_Provided records_
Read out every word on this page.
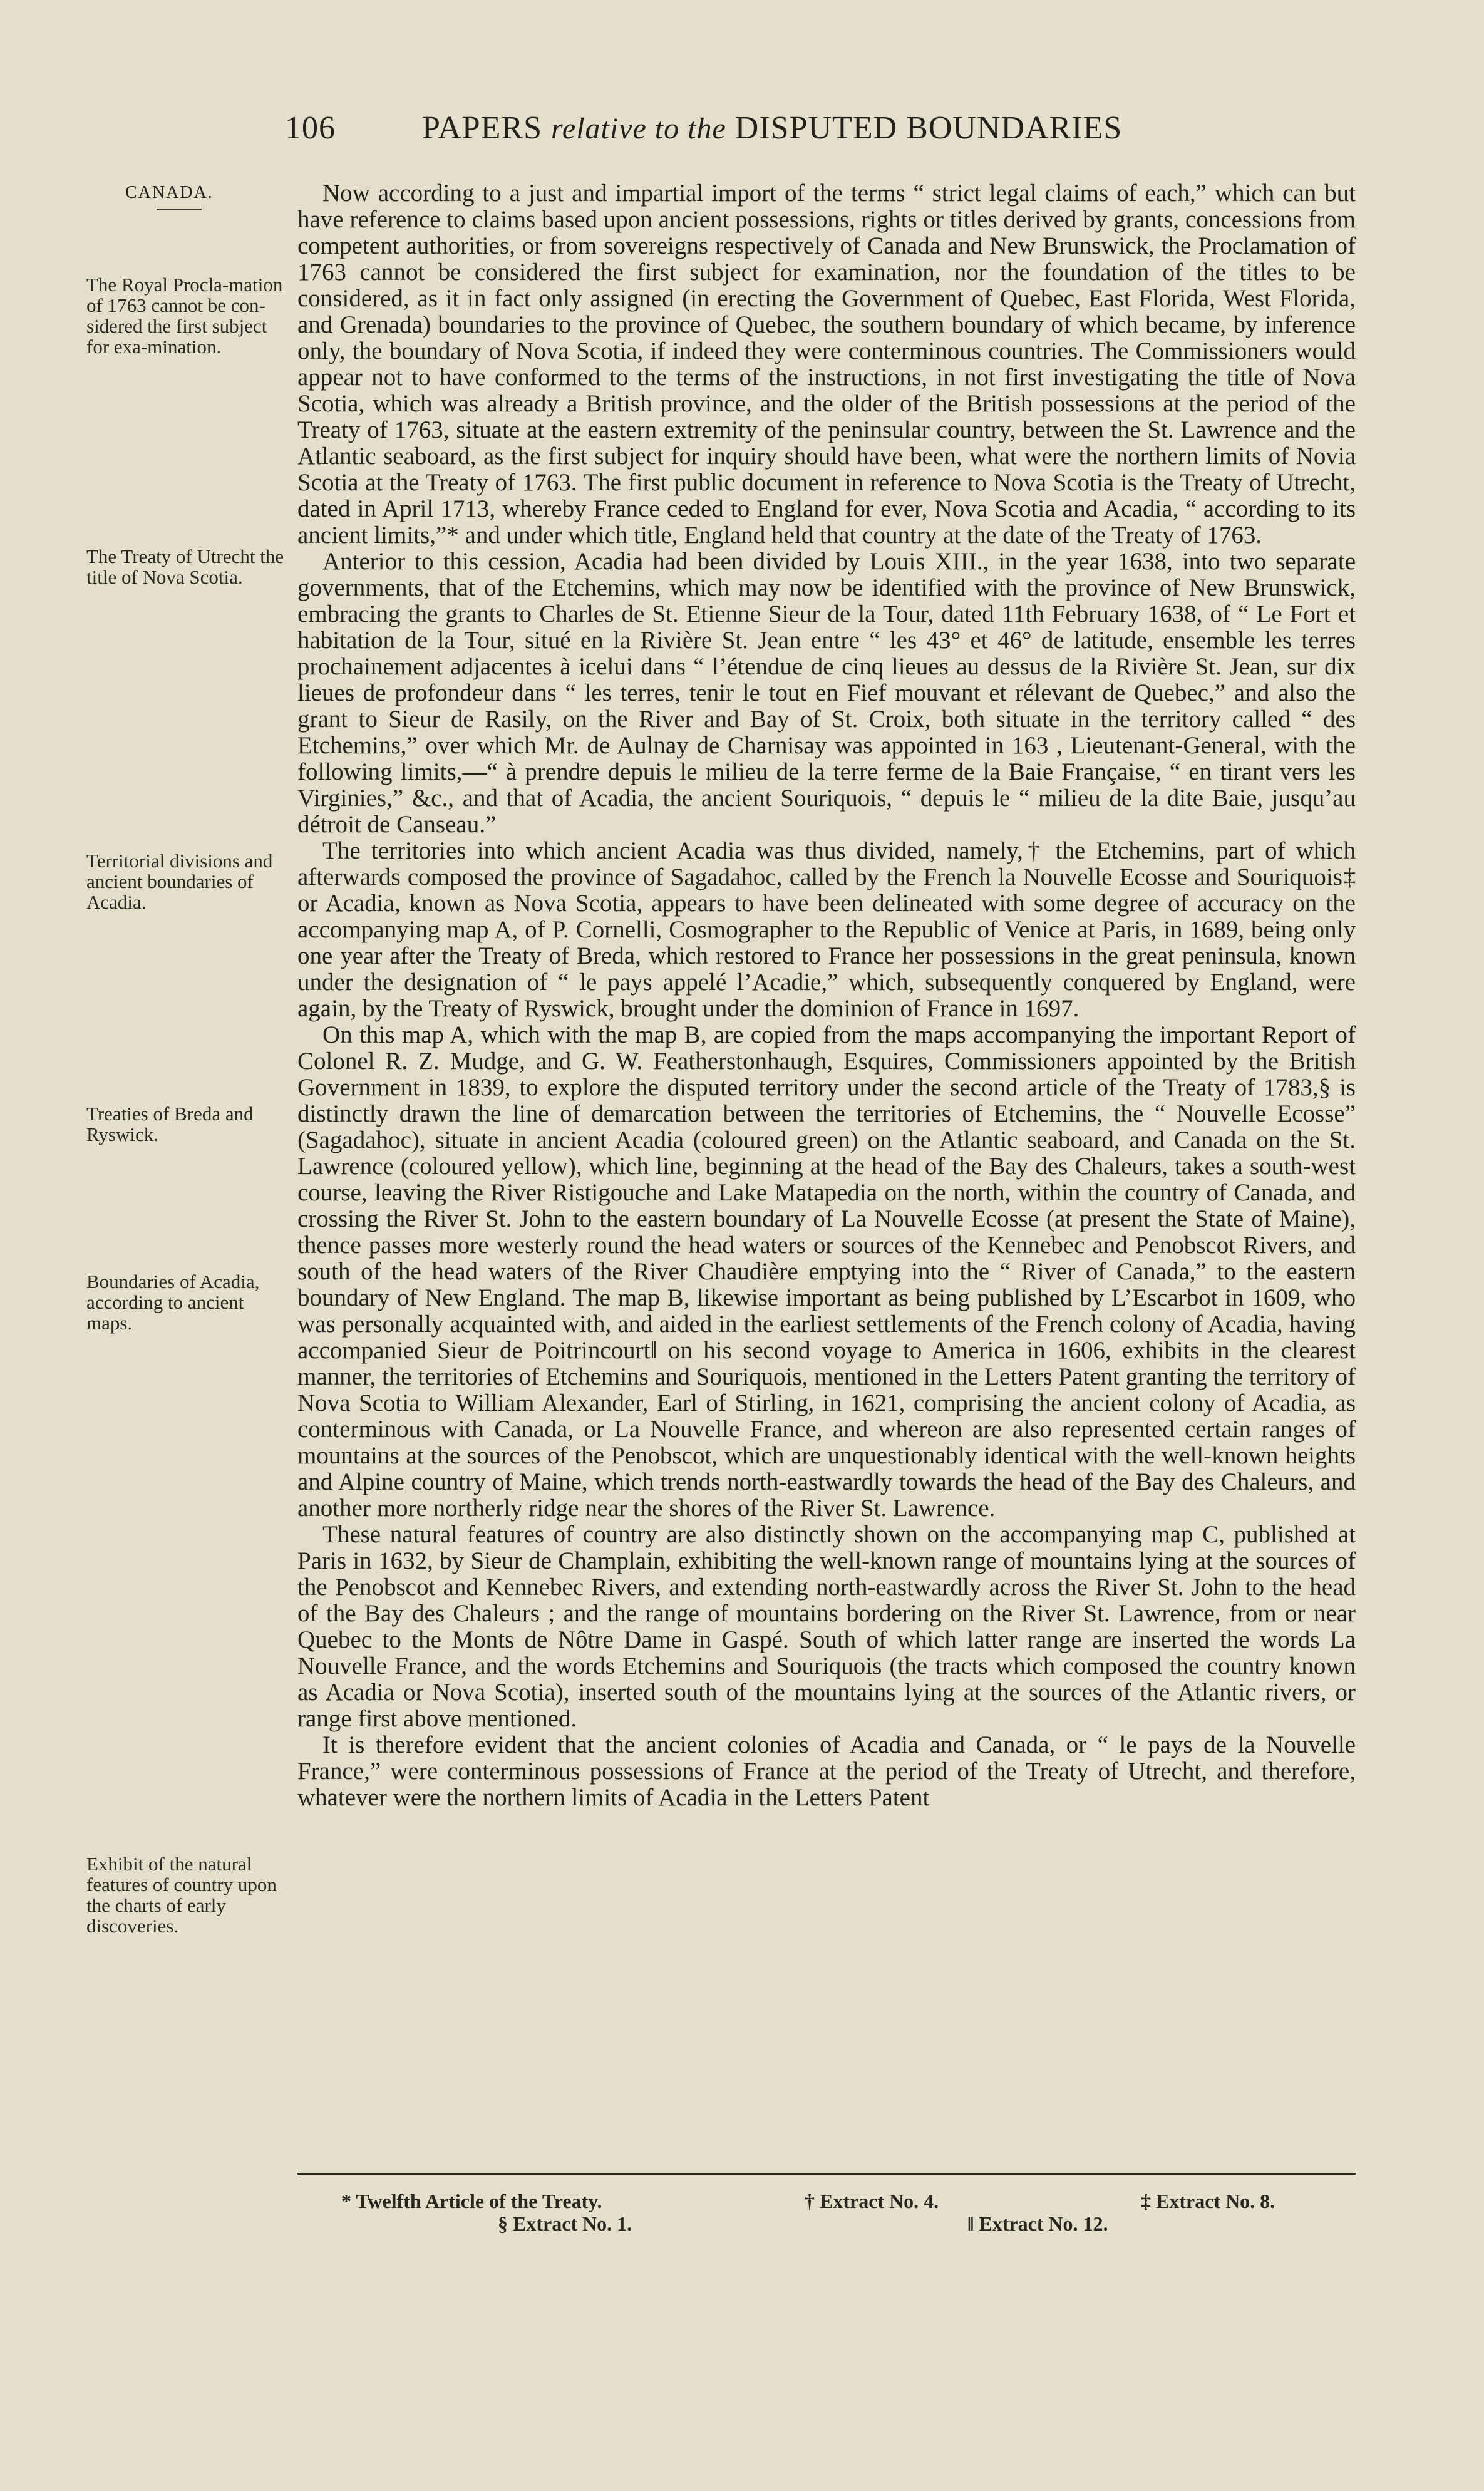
106	PAPERS relative to the DISPUTED BOUNDARIES
CANADA.
The Royal Procla-mation of 1763 cannot be con-sidered the first subject for exa-mination.
The Treaty of Utrecht the title of Nova Scotia.
Territorial divisions and ancient boundaries of Acadia.
Treaties of Breda and Ryswick.
Boundaries of Acadia, according to ancient maps.
Exhibit of the natural features of country upon the charts of early discoveries.

Now according to a just and impartial import of the terms “ strict legal claims of each,” which can but have reference to claims based upon ancient possessions, rights or titles derived by grants, concessions from competent authorities, or from sovereigns respectively of Canada and New Brunswick, the Proclamation of 1763 cannot be considered the first subject for examination, nor the foundation of the titles to be considered, as it in fact only assigned (in erecting the Government of Quebec, East Florida, West Florida, and Grenada) boundaries to the province of Quebec, the southern boundary of which became, by inference only, the boundary of Nova Scotia, if indeed they were conterminous countries. The Commissioners would appear not to have conformed to the terms of the instructions, in not first investigating the title of Nova Scotia, which was already a British province, and the older of the British possessions at the period of the Treaty of 1763, situate at the eastern extremity of the peninsular country, between the St. Lawrence and the Atlantic seaboard, as the first subject for inquiry should have been, what were the northern limits of Novia Scotia at the Treaty of 1763. The first public document in reference to Nova Scotia is the Treaty of Utrecht, dated in April 1713, whereby France ceded to England for ever, Nova Scotia and Acadia, “ according to its ancient limits,”* and under which title, England held that country at the date of the Treaty of 1763.

Anterior to this cession, Acadia had been divided by Louis XIII., in the year 1638, into two separate governments, that of the Etchemins, which may now be identified with the province of New Brunswick, embracing the grants to Charles de St. Etienne Sieur de la Tour, dated 11th February 1638, of “ Le Fort et habitation de la Tour, situé en la Rivière St. Jean entre “ les 43° et 46° de latitude, ensemble les terres prochainement adjacentes à icelui dans “ l’étendue de cinq lieues au dessus de la Rivière St. Jean, sur dix lieues de profondeur dans “ les terres, tenir le tout en Fief mouvant et rélevant de Quebec,” and also the grant to Sieur de Rasily, on the River and Bay of St. Croix, both situate in the territory called “ des Etchemins,” over which Mr. de Aulnay de Charnisay was appointed in 163 , Lieutenant-General, with the following limits,—“ à prendre depuis le milieu de la terre ferme de la Baie Française, “ en tirant vers les Virginies,” &c., and that of Acadia, the ancient Souriquois, “ depuis le “ milieu de la dite Baie, jusqu’au détroit de Canseau.”

The territories into which ancient Acadia was thus divided, namely,† the Etchemins, part of which afterwards composed the province of Sagadahoc, called by the French la Nouvelle Ecosse and Souriquois‡ or Acadia, known as Nova Scotia, appears to have been delineated with some degree of accuracy on the accompanying map A, of P. Cornelli, Cosmographer to the Republic of Venice at Paris, in 1689, being only one year after the Treaty of Breda, which restored to France her possessions in the great peninsula, known under the designation of “ le pays appelé l’Acadie,” which, subsequently conquered by England, were again, by the Treaty of Ryswick, brought under the dominion of France in 1697.

On this map A, which with the map B, are copied from the maps accompanying the important Report of Colonel R. Z. Mudge, and G. W. Featherstonhaugh, Esquires, Commissioners appointed by the British Government in 1839, to explore the disputed territory under the second article of the Treaty of 1783,§ is distinctly drawn the line of demarcation between the territories of Etchemins, the “ Nouvelle Ecosse” (Sagadahoc), situate in ancient Acadia (coloured green) on the Atlantic seaboard, and Canada on the St. Lawrence (coloured yellow), which line, beginning at the head of the Bay des Chaleurs, takes a south-west course, leaving the River Ristigouche and Lake Matapedia on the north, within the country of Canada, and crossing the River St. John to the eastern boundary of La Nouvelle Ecosse (at present the State of Maine), thence passes more westerly round the head waters or sources of the Kennebec and Penobscot Rivers, and south of the head waters of the River Chaudière emptying into the “ River of Canada,” to the eastern boundary of New England. The map B, likewise important as being published by L’Escarbot in 1609, who was personally acquainted with, and aided in the earliest settlements of the French colony of Acadia, having accompanied Sieur de Poitrincourt‖ on his second voyage to America in 1606, exhibits in the clearest manner, the territories of Etchemins and Souriquois, mentioned in the Letters Patent granting the territory of Nova Scotia to William Alexander, Earl of Stirling, in 1621, comprising the ancient colony of Acadia, as conterminous with Canada, or La Nouvelle France, and whereon are also represented certain ranges of mountains at the sources of the Penobscot, which are unquestionably identical with the well-known heights and Alpine country of Maine, which trends north-eastwardly towards the head of the Bay des Chaleurs, and another more northerly ridge near the shores of the River St. Lawrence.

These natural features of country are also distinctly shown on the accompanying map C, published at Paris in 1632, by Sieur de Champlain, exhibiting the well-known range of mountains lying at the sources of the Penobscot and Kennebec Rivers, and extending north-eastwardly across the River St. John to the head of the Bay des Chaleurs ; and the range of mountains bordering on the River St. Lawrence, from or near Quebec to the Monts de Nôtre Dame in Gaspé. South of which latter range are inserted the words La Nouvelle France, and the words Etchemins and Souriquois (the tracts which composed the country known as Acadia or Nova Scotia), inserted south of the mountains lying at the sources of the Atlantic rivers, or range first above mentioned.

It is therefore evident that the ancient colonies of Acadia and Canada, or “ le pays de la Nouvelle France,” were conterminous possessions of France at the period of the Treaty of Utrecht, and therefore, whatever were the northern limits of Acadia in the Letters Patent

* Twelfth Article of the Treaty.	† Extract No. 4.	‡ Extract No. 8.
§ Extract No. 1.	‖ Extract No. 12.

_Directive_
Copy each line of the records precisely and drop any images they hold.

_Solved exercise_
Read out every word on this page.
106	PAPERS relative to the DISPUTED BOUNDARIES
CANADA.
The Royal Procla-mation of 1763 cannot be con-sidered the first subject for exa-mination.
The Treaty of Utrecht the title of Nova Scotia.
Territorial divisions and ancient boundaries of Acadia.
Treaties of Breda and Ryswick.
Boundaries of Acadia, according to ancient maps.
Exhibit of the natural features of country upon the charts of early discoveries.

Now according to a just and impartial import of the terms “ strict legal claims of each,” which can but have reference to claims based upon ancient possessions, rights or titles derived by grants, concessions from competent authorities, or from sovereigns respectively of Canada and New Brunswick, the Proclamation of 1763 cannot be considered the first subject for examination, nor the foundation of the titles to be considered, as it in fact only assigned (in erecting the Government of Quebec, East Florida, West Florida, and Grenada) boundaries to the province of Quebec, the southern boundary of which became, by inference only, the boundary of Nova Scotia, if indeed they were conterminous countries. The Commissioners would appear not to have conformed to the terms of the instructions, in not first investigating the title of Nova Scotia, which was already a British province, and the older of the British possessions at the period of the Treaty of 1763, situate at the eastern extremity of the peninsular country, between the St. Lawrence and the Atlantic seaboard, as the first subject for inquiry should have been, what were the northern limits of Novia Scotia at the Treaty of 1763. The first public document in reference to Nova Scotia is the Treaty of Utrecht, dated in April 1713, whereby France ceded to England for ever, Nova Scotia and Acadia, “ according to its ancient limits,”* and under which title, England held that country at the date of the Treaty of 1763.

Anterior to this cession, Acadia had been divided by Louis XIII., in the year 1638, into two separate governments, that of the Etchemins, which may now be identified with the province of New Brunswick, embracing the grants to Charles de St. Etienne Sieur de la Tour, dated 11th February 1638, of “ Le Fort et habitation de la Tour, situé en la Rivière St. Jean entre “ les 43° et 46° de latitude, ensemble les terres prochainement adjacentes à icelui dans “ l’étendue de cinq lieues au dessus de la Rivière St. Jean, sur dix lieues de profondeur dans “ les terres, tenir le tout en Fief mouvant et rélevant de Quebec,” and also the grant to Sieur de Rasily, on the River and Bay of St. Croix, both situate in the territory called “ des Etchemins,” over which Mr. de Aulnay de Charnisay was appointed in 163 , Lieutenant-General, with the following limits,—“ à prendre depuis le milieu de la terre ferme de la Baie Française, “ en tirant vers les Virginies,” &c., and that of Acadia, the ancient Souriquois, “ depuis le “ milieu de la dite Baie, jusqu’au détroit de Canseau.”

The territories into which ancient Acadia was thus divided, namely,† the Etchemins, part of which afterwards composed the province of Sagadahoc, called by the French la Nouvelle Ecosse and Souriquois‡ or Acadia, known as Nova Scotia, appears to have been delineated with some degree of accuracy on the accompanying map A, of P. Cornelli, Cosmographer to the Republic of Venice at Paris, in 1689, being only one year after the Treaty of Breda, which restored to France her possessions in the great peninsula, known under the designation of “ le pays appelé l’Acadie,” which, subsequently conquered by England, were again, by the Treaty of Ryswick, brought under the dominion of France in 1697.

On this map A, which with the map B, are copied from the maps accompanying the important Report of Colonel R. Z. Mudge, and G. W. Featherstonhaugh, Esquires, Commissioners appointed by the British Government in 1839, to explore the disputed territory under the second article of the Treaty of 1783,§ is distinctly drawn the line of demarcation between the territories of Etchemins, the “ Nouvelle Ecosse” (Sagadahoc), situate in ancient Acadia (coloured green) on the Atlantic seaboard, and Canada on the St. Lawrence (coloured yellow), which line, beginning at the head of the Bay des Chaleurs, takes a south-west course, leaving the River Ristigouche and Lake Matapedia on the north, within the country of Canada, and crossing the River St. John to the eastern boundary of La Nouvelle Ecosse (at present the State of Maine), thence passes more westerly round the head waters or sources of the Kennebec and Penobscot Rivers, and south of the head waters of the River Chaudière emptying into the “ River of Canada,” to the eastern boundary of New England. The map B, likewise important as being published by L’Escarbot in 1609, who was personally acquainted with, and aided in the earliest settlements of the French colony of Acadia, having accompanied Sieur de Poitrincourt‖ on his second voyage to America in 1606, exhibits in the clearest manner, the territories of Etchemins and Souriquois, mentioned in the Letters Patent granting the territory of Nova Scotia to William Alexander, Earl of Stirling, in 1621, comprising the ancient colony of Acadia, as conterminous with Canada, or La Nouvelle France, and whereon are also represented certain ranges of mountains at the sources of the Penobscot, which are unquestionably identical with the well-known heights and Alpine country of Maine, which trends north-eastwardly towards the head of the Bay des Chaleurs, and another more northerly ridge near the shores of the River St. Lawrence.

These natural features of country are also distinctly shown on the accompanying map C, published at Paris in 1632, by Sieur de Champlain, exhibiting the well-known range of mountains lying at the sources of the Penobscot and Kennebec Rivers, and extending north-eastwardly across the River St. John to the head of the Bay des Chaleurs ; and the range of mountains bordering on the River St. Lawrence, from or near Quebec to the Monts de Nôtre Dame in Gaspé. South of which latter range are inserted the words La Nouvelle France, and the words Etchemins and Souriquois (the tracts which composed the country known as Acadia or Nova Scotia), inserted south of the mountains lying at the sources of the Atlantic rivers, or range first above mentioned.

It is therefore evident that the ancient colonies of Acadia and Canada, or “ le pays de la Nouvelle France,” were conterminous possessions of France at the period of the Treaty of Utrecht, and therefore, whatever were the northern limits of Acadia in the Letters Patent

* Twelfth Article of the Treaty.	† Extract No. 4.	‡ Extract No. 8.
§ Extract No. 1.	‖ Extract No. 12.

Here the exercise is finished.